_Instruction_:
Look through the listing below and work out how many of its lines hold the word "image". Give only the number.

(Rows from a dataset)
┌──
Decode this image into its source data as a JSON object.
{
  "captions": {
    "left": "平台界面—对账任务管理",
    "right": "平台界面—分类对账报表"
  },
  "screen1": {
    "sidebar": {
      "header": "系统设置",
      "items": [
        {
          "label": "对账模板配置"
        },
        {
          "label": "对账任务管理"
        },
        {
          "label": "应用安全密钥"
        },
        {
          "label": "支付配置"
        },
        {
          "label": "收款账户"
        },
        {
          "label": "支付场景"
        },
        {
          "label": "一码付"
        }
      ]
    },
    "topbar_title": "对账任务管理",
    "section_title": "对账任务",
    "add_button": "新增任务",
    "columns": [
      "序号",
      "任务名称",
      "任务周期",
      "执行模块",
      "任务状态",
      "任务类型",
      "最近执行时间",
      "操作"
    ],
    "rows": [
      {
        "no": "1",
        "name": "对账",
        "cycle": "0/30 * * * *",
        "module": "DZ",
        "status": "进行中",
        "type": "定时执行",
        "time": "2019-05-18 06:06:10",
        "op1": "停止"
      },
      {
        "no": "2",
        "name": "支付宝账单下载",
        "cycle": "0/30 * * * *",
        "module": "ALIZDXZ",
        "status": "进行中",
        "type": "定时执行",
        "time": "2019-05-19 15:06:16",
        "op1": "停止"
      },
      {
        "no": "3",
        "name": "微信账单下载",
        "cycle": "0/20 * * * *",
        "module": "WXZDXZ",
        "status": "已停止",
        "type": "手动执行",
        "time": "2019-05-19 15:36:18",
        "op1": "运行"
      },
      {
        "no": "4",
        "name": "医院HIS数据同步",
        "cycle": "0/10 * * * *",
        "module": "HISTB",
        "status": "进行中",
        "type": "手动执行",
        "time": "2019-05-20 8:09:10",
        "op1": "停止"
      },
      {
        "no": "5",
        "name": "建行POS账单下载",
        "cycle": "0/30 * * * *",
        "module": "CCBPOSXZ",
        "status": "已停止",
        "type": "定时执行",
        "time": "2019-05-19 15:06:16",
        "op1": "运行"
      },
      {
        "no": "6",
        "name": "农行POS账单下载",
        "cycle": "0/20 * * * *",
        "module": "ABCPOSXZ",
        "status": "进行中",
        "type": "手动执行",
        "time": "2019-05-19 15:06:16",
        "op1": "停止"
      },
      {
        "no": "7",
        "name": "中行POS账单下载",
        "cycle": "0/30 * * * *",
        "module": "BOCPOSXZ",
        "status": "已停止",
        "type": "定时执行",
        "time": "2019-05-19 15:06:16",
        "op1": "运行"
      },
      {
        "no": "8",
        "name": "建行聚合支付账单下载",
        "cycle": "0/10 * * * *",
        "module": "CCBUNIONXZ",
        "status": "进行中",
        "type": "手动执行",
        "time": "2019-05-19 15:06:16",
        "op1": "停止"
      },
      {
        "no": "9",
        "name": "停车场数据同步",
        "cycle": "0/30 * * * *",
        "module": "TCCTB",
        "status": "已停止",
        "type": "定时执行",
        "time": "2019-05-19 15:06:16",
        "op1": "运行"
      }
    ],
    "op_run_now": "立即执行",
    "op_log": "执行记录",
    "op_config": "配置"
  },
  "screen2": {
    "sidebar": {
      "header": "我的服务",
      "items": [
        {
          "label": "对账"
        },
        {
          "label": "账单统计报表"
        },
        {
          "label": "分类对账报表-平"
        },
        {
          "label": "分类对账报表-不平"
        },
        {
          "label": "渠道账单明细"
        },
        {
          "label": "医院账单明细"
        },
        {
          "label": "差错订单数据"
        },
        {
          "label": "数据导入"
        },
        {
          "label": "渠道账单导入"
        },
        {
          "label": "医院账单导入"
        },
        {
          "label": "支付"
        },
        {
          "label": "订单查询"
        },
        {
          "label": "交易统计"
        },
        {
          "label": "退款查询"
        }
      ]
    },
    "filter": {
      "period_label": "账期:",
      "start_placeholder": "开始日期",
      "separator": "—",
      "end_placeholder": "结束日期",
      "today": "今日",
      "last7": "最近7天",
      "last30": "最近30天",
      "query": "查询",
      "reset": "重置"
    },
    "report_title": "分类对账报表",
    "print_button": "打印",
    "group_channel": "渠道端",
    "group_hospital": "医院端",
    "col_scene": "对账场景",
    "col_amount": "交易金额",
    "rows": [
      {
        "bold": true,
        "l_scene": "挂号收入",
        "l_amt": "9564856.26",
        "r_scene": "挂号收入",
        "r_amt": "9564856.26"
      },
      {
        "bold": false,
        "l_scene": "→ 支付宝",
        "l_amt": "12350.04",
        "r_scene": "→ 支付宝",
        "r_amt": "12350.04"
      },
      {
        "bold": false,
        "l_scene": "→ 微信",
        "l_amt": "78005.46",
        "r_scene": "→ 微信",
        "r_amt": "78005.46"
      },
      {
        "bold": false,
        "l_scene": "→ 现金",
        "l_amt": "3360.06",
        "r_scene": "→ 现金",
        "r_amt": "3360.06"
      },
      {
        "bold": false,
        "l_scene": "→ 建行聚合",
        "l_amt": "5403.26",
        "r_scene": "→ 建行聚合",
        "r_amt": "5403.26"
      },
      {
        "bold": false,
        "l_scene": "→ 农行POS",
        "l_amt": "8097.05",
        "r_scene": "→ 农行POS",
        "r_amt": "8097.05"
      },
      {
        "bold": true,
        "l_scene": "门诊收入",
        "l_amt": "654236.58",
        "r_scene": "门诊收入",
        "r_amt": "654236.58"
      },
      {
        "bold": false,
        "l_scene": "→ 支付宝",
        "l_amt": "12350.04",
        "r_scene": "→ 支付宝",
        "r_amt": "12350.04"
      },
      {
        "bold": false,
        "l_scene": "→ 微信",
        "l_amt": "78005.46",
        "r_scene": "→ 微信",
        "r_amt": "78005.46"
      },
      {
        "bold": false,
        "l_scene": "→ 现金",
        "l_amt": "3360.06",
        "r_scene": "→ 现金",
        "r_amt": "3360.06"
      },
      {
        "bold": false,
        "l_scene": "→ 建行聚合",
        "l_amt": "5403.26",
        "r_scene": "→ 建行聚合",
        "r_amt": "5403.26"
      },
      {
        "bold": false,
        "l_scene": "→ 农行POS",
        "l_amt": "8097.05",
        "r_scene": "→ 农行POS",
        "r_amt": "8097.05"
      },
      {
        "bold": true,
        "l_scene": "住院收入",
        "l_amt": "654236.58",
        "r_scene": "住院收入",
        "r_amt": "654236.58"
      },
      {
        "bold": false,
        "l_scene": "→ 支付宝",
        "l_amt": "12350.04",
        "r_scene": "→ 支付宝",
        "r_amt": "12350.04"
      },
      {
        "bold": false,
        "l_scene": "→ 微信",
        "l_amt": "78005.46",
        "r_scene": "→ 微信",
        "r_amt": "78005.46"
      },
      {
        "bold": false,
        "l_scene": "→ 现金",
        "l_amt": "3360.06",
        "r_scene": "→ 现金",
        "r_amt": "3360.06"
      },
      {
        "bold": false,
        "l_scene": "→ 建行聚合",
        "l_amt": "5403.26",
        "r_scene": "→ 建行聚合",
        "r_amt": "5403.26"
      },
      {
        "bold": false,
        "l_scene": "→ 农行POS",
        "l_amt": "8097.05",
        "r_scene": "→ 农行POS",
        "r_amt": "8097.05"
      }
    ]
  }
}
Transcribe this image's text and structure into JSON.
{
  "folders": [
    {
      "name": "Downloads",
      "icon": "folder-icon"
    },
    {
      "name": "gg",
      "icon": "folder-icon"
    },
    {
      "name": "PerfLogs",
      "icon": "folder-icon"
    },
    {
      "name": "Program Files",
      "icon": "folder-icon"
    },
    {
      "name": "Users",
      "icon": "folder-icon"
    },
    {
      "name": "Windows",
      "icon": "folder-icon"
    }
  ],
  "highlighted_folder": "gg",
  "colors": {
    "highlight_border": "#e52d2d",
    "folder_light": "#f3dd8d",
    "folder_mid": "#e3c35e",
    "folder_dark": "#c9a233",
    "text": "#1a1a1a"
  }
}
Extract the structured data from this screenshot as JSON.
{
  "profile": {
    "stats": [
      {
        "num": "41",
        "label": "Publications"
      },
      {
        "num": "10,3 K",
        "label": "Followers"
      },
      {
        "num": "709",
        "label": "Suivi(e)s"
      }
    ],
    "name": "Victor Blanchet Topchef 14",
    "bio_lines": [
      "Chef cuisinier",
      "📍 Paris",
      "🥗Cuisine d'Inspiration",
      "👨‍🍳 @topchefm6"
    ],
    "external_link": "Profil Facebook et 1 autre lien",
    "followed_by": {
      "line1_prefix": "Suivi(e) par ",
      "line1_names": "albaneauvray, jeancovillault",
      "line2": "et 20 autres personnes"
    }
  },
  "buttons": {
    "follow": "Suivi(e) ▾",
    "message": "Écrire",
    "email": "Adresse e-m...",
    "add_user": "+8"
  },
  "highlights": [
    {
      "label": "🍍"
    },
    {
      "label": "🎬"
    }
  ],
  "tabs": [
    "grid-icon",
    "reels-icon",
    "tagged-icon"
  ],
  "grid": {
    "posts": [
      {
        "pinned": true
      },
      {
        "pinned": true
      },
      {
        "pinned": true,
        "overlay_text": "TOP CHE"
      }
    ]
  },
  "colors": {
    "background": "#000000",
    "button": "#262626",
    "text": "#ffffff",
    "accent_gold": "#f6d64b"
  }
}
└──
_Task answer_:
2